[Data listing]
------

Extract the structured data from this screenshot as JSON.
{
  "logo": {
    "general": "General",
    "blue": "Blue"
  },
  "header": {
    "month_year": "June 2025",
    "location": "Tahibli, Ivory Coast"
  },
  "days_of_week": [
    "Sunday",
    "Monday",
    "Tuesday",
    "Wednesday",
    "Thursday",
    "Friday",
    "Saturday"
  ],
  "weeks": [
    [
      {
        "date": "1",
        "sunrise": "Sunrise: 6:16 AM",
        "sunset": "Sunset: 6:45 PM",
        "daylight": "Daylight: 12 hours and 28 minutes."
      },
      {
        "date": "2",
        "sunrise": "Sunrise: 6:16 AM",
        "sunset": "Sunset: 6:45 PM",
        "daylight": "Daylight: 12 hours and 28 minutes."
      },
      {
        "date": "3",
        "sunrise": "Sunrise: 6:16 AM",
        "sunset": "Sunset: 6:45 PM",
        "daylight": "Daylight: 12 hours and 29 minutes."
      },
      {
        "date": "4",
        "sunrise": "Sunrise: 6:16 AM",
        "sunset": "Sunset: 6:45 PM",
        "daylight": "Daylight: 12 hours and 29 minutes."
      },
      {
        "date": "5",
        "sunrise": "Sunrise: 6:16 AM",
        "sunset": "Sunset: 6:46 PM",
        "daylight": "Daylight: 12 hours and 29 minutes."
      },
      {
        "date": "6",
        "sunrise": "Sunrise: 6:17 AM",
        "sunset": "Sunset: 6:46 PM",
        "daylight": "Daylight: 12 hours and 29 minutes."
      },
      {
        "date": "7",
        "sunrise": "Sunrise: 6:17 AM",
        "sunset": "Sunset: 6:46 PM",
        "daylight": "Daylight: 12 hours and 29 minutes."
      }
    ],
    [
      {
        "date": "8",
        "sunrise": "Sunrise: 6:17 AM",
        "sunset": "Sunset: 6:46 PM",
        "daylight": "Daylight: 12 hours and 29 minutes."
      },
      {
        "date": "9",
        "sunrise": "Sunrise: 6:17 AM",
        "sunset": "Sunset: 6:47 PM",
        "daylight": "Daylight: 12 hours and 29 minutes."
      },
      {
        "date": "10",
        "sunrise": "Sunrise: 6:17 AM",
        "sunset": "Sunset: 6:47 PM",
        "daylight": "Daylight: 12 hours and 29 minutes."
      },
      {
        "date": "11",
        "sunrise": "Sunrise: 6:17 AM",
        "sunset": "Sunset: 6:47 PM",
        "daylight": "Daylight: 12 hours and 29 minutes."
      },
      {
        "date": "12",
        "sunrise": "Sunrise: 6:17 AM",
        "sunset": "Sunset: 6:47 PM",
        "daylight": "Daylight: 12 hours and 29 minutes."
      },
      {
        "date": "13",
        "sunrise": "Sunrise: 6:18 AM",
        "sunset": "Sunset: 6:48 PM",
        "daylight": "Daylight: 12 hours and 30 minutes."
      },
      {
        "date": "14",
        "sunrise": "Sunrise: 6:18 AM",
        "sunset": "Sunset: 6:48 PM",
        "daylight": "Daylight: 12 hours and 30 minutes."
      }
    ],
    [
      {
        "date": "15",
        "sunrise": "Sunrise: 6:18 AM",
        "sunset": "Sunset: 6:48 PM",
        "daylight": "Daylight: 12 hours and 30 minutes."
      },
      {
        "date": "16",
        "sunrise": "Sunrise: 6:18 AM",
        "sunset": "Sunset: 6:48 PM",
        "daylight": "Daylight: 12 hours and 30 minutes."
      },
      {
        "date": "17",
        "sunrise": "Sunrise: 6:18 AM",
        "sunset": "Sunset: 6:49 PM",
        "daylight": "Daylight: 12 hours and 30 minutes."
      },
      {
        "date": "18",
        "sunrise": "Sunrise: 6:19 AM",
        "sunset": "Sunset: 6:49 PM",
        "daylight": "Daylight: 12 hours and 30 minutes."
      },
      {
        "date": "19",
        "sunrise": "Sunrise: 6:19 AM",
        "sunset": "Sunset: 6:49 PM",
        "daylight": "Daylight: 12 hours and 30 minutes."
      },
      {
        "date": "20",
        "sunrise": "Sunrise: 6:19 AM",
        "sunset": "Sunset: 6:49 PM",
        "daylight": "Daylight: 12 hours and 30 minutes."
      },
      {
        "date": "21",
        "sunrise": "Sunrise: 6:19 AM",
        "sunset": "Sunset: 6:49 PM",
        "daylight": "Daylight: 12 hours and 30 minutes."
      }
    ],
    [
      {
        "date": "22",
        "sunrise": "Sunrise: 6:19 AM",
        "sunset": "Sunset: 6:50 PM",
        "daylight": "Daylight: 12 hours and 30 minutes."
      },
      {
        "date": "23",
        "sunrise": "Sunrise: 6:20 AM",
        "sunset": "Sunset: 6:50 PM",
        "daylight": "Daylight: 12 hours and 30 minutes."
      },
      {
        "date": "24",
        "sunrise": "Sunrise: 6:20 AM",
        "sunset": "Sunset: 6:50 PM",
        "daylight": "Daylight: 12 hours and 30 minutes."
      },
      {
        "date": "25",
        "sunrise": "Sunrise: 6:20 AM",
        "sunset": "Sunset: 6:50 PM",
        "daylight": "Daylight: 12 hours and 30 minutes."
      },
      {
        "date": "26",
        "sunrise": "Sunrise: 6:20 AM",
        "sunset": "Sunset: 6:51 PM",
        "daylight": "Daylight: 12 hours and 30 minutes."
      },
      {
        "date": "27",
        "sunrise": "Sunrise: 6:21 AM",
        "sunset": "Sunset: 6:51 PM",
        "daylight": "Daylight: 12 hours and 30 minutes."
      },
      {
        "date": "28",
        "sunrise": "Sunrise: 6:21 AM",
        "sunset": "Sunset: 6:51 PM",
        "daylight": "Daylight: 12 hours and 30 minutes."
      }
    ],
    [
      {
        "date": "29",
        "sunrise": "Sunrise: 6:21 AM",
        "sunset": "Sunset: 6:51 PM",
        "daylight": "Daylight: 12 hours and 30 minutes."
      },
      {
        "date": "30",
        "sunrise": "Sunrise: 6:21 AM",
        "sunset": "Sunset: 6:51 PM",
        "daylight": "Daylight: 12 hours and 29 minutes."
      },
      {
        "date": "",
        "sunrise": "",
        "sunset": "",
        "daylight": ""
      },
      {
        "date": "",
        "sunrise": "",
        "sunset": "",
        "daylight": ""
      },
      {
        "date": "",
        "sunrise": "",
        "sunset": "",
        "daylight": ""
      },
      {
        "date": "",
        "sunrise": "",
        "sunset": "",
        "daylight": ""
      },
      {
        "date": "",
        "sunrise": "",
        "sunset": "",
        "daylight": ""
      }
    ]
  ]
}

------

◆ STATED EXERCISE:
Take the data above and return it exactly.

◆ THE REPLY:
Extract the structured data from this screenshot as JSON.
{
  "logo": {
    "general": "General",
    "blue": "Blue"
  },
  "header": {
    "month_year": "June 2025",
    "location": "Tahibli, Ivory Coast"
  },
  "days_of_week": [
    "Sunday",
    "Monday",
    "Tuesday",
    "Wednesday",
    "Thursday",
    "Friday",
    "Saturday"
  ],
  "weeks": [
    [
      {
        "date": "1",
        "sunrise": "Sunrise: 6:16 AM",
        "sunset": "Sunset: 6:45 PM",
        "daylight": "Daylight: 12 hours and 28 minutes."
      },
      {
        "date": "2",
        "sunrise": "Sunrise: 6:16 AM",
        "sunset": "Sunset: 6:45 PM",
        "daylight": "Daylight: 12 hours and 28 minutes."
      },
      {
        "date": "3",
        "sunrise": "Sunrise: 6:16 AM",
        "sunset": "Sunset: 6:45 PM",
        "daylight": "Daylight: 12 hours and 29 minutes."
      },
      {
        "date": "4",
        "sunrise": "Sunrise: 6:16 AM",
        "sunset": "Sunset: 6:45 PM",
        "daylight": "Daylight: 12 hours and 29 minutes."
      },
      {
        "date": "5",
        "sunrise": "Sunrise: 6:16 AM",
        "sunset": "Sunset: 6:46 PM",
        "daylight": "Daylight: 12 hours and 29 minutes."
      },
      {
        "date": "6",
        "sunrise": "Sunrise: 6:17 AM",
        "sunset": "Sunset: 6:46 PM",
        "daylight": "Daylight: 12 hours and 29 minutes."
      },
      {
        "date": "7",
        "sunrise": "Sunrise: 6:17 AM",
        "sunset": "Sunset: 6:46 PM",
        "daylight": "Daylight: 12 hours and 29 minutes."
      }
    ],
    [
      {
        "date": "8",
        "sunrise": "Sunrise: 6:17 AM",
        "sunset": "Sunset: 6:46 PM",
        "daylight": "Daylight: 12 hours and 29 minutes."
      },
      {
        "date": "9",
        "sunrise": "Sunrise: 6:17 AM",
        "sunset": "Sunset: 6:47 PM",
        "daylight": "Daylight: 12 hours and 29 minutes."
      },
      {
        "date": "10",
        "sunrise": "Sunrise: 6:17 AM",
        "sunset": "Sunset: 6:47 PM",
        "daylight": "Daylight: 12 hours and 29 minutes."
      },
      {
        "date": "11",
        "sunrise": "Sunrise: 6:17 AM",
        "sunset": "Sunset: 6:47 PM",
        "daylight": "Daylight: 12 hours and 29 minutes."
      },
      {
        "date": "12",
        "sunrise": "Sunrise: 6:17 AM",
        "sunset": "Sunset: 6:47 PM",
        "daylight": "Daylight: 12 hours and 29 minutes."
      },
      {
        "date": "13",
        "sunrise": "Sunrise: 6:18 AM",
        "sunset": "Sunset: 6:48 PM",
        "daylight": "Daylight: 12 hours and 30 minutes."
      },
      {
        "date": "14",
        "sunrise": "Sunrise: 6:18 AM",
        "sunset": "Sunset: 6:48 PM",
        "daylight": "Daylight: 12 hours and 30 minutes."
      }
    ],
    [
      {
        "date": "15",
        "sunrise": "Sunrise: 6:18 AM",
        "sunset": "Sunset: 6:48 PM",
        "daylight": "Daylight: 12 hours and 30 minutes."
      },
      {
        "date": "16",
        "sunrise": "Sunrise: 6:18 AM",
        "sunset": "Sunset: 6:48 PM",
        "daylight": "Daylight: 12 hours and 30 minutes."
      },
      {
        "date": "17",
        "sunrise": "Sunrise: 6:18 AM",
        "sunset": "Sunset: 6:49 PM",
        "daylight": "Daylight: 12 hours and 30 minutes."
      },
      {
        "date": "18",
        "sunrise": "Sunrise: 6:19 AM",
        "sunset": "Sunset: 6:49 PM",
        "daylight": "Daylight: 12 hours and 30 minutes."
      },
      {
        "date": "19",
        "sunrise": "Sunrise: 6:19 AM",
        "sunset": "Sunset: 6:49 PM",
        "daylight": "Daylight: 12 hours and 30 minutes."
      },
      {
        "date": "20",
        "sunrise": "Sunrise: 6:19 AM",
        "sunset": "Sunset: 6:49 PM",
        "daylight": "Daylight: 12 hours and 30 minutes."
      },
      {
        "date": "21",
        "sunrise": "Sunrise: 6:19 AM",
        "sunset": "Sunset: 6:49 PM",
        "daylight": "Daylight: 12 hours and 30 minutes."
      }
    ],
    [
      {
        "date": "22",
        "sunrise": "Sunrise: 6:19 AM",
        "sunset": "Sunset: 6:50 PM",
        "daylight": "Daylight: 12 hours and 30 minutes."
      },
      {
        "date": "23",
        "sunrise": "Sunrise: 6:20 AM",
        "sunset": "Sunset: 6:50 PM",
        "daylight": "Daylight: 12 hours and 30 minutes."
      },
      {
        "date": "24",
        "sunrise": "Sunrise: 6:20 AM",
        "sunset": "Sunset: 6:50 PM",
        "daylight": "Daylight: 12 hours and 30 minutes."
      },
      {
        "date": "25",
        "sunrise": "Sunrise: 6:20 AM",
        "sunset": "Sunset: 6:50 PM",
        "daylight": "Daylight: 12 hours and 30 minutes."
      },
      {
        "date": "26",
        "sunrise": "Sunrise: 6:20 AM",
        "sunset": "Sunset: 6:51 PM",
        "daylight": "Daylight: 12 hours and 30 minutes."
      },
      {
        "date": "27",
        "sunrise": "Sunrise: 6:21 AM",
        "sunset": "Sunset: 6:51 PM",
        "daylight": "Daylight: 12 hours and 30 minutes."
      },
      {
        "date": "28",
        "sunrise": "Sunrise: 6:21 AM",
        "sunset": "Sunset: 6:51 PM",
        "daylight": "Daylight: 12 hours and 30 minutes."
      }
    ],
    [
      {
        "date": "29",
        "sunrise": "Sunrise: 6:21 AM",
        "sunset": "Sunset: 6:51 PM",
        "daylight": "Daylight: 12 hours and 30 minutes."
      },
      {
        "date": "30",
        "sunrise": "Sunrise: 6:21 AM",
        "sunset": "Sunset: 6:51 PM",
        "daylight": "Daylight: 12 hours and 29 minutes."
      },
      {
        "date": "",
        "sunrise": "",
        "sunset": "",
        "daylight": ""
      },
      {
        "date": "",
        "sunrise": "",
        "sunset": "",
        "daylight": ""
      },
      {
        "date": "",
        "sunrise": "",
        "sunset": "",
        "daylight": ""
      },
      {
        "date": "",
        "sunrise": "",
        "sunset": "",
        "daylight": ""
      },
      {
        "date": "",
        "sunrise": "",
        "sunset": "",
        "daylight": ""
      }
    ]
  ]
}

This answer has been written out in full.